→ Records supplied:
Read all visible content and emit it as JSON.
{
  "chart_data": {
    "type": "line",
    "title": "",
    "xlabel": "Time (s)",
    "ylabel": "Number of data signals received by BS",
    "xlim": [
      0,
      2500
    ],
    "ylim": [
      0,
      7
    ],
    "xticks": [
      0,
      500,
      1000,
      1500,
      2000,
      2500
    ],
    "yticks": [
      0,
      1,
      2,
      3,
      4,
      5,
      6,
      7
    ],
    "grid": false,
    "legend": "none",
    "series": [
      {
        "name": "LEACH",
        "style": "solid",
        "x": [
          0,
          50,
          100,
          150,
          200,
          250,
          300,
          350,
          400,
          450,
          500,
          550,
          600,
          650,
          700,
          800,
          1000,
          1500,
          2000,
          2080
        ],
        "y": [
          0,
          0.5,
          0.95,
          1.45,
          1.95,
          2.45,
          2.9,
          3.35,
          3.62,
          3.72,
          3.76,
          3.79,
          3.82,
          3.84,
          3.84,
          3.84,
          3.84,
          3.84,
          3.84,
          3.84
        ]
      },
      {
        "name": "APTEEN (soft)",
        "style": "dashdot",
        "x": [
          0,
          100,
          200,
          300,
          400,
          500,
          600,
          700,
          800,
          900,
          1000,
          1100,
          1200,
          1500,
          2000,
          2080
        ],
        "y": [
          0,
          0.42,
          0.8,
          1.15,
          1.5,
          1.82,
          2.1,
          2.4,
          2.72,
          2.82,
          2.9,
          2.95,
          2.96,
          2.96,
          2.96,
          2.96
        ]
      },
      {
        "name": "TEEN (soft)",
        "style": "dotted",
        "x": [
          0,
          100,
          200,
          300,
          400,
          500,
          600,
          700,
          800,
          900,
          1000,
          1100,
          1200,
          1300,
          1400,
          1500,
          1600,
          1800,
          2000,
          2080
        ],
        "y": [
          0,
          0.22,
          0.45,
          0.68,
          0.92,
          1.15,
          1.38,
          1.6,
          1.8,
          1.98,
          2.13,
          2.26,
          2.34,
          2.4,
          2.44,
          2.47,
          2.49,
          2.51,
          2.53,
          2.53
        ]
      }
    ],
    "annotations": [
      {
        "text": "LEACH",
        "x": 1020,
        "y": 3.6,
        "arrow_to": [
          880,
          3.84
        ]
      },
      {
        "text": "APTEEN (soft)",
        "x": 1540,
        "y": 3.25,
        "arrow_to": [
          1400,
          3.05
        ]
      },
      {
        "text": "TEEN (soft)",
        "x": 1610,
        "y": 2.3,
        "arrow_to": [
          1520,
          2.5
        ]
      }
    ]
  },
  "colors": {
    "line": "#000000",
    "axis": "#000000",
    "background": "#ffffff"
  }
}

→ Task brief:
Repeat the records exactly, including every line.

→ Output of the exercise:
Read all visible content and emit it as JSON.
{
  "chart_data": {
    "type": "line",
    "title": "",
    "xlabel": "Time (s)",
    "ylabel": "Number of data signals received by BS",
    "xlim": [
      0,
      2500
    ],
    "ylim": [
      0,
      7
    ],
    "xticks": [
      0,
      500,
      1000,
      1500,
      2000,
      2500
    ],
    "yticks": [
      0,
      1,
      2,
      3,
      4,
      5,
      6,
      7
    ],
    "grid": false,
    "legend": "none",
    "series": [
      {
        "name": "LEACH",
        "style": "solid",
        "x": [
          0,
          50,
          100,
          150,
          200,
          250,
          300,
          350,
          400,
          450,
          500,
          550,
          600,
          650,
          700,
          800,
          1000,
          1500,
          2000,
          2080
        ],
        "y": [
          0,
          0.5,
          0.95,
          1.45,
          1.95,
          2.45,
          2.9,
          3.35,
          3.62,
          3.72,
          3.76,
          3.79,
          3.82,
          3.84,
          3.84,
          3.84,
          3.84,
          3.84,
          3.84,
          3.84
        ]
      },
      {
        "name": "APTEEN (soft)",
        "style": "dashdot",
        "x": [
          0,
          100,
          200,
          300,
          400,
          500,
          600,
          700,
          800,
          900,
          1000,
          1100,
          1200,
          1500,
          2000,
          2080
        ],
        "y": [
          0,
          0.42,
          0.8,
          1.15,
          1.5,
          1.82,
          2.1,
          2.4,
          2.72,
          2.82,
          2.9,
          2.95,
          2.96,
          2.96,
          2.96,
          2.96
        ]
      },
      {
        "name": "TEEN (soft)",
        "style": "dotted",
        "x": [
          0,
          100,
          200,
          300,
          400,
          500,
          600,
          700,
          800,
          900,
          1000,
          1100,
          1200,
          1300,
          1400,
          1500,
          1600,
          1800,
          2000,
          2080
        ],
        "y": [
          0,
          0.22,
          0.45,
          0.68,
          0.92,
          1.15,
          1.38,
          1.6,
          1.8,
          1.98,
          2.13,
          2.26,
          2.34,
          2.4,
          2.44,
          2.47,
          2.49,
          2.51,
          2.53,
          2.53
        ]
      }
    ],
    "annotations": [
      {
        "text": "LEACH",
        "x": 1020,
        "y": 3.6,
        "arrow_to": [
          880,
          3.84
        ]
      },
      {
        "text": "APTEEN (soft)",
        "x": 1540,
        "y": 3.25,
        "arrow_to": [
          1400,
          3.05
        ]
      },
      {
        "text": "TEEN (soft)",
        "x": 1610,
        "y": 2.3,
        "arrow_to": [
          1520,
          2.5
        ]
      }
    ]
  },
  "colors": {
    "line": "#000000",
    "axis": "#000000",
    "background": "#ffffff"
  }
}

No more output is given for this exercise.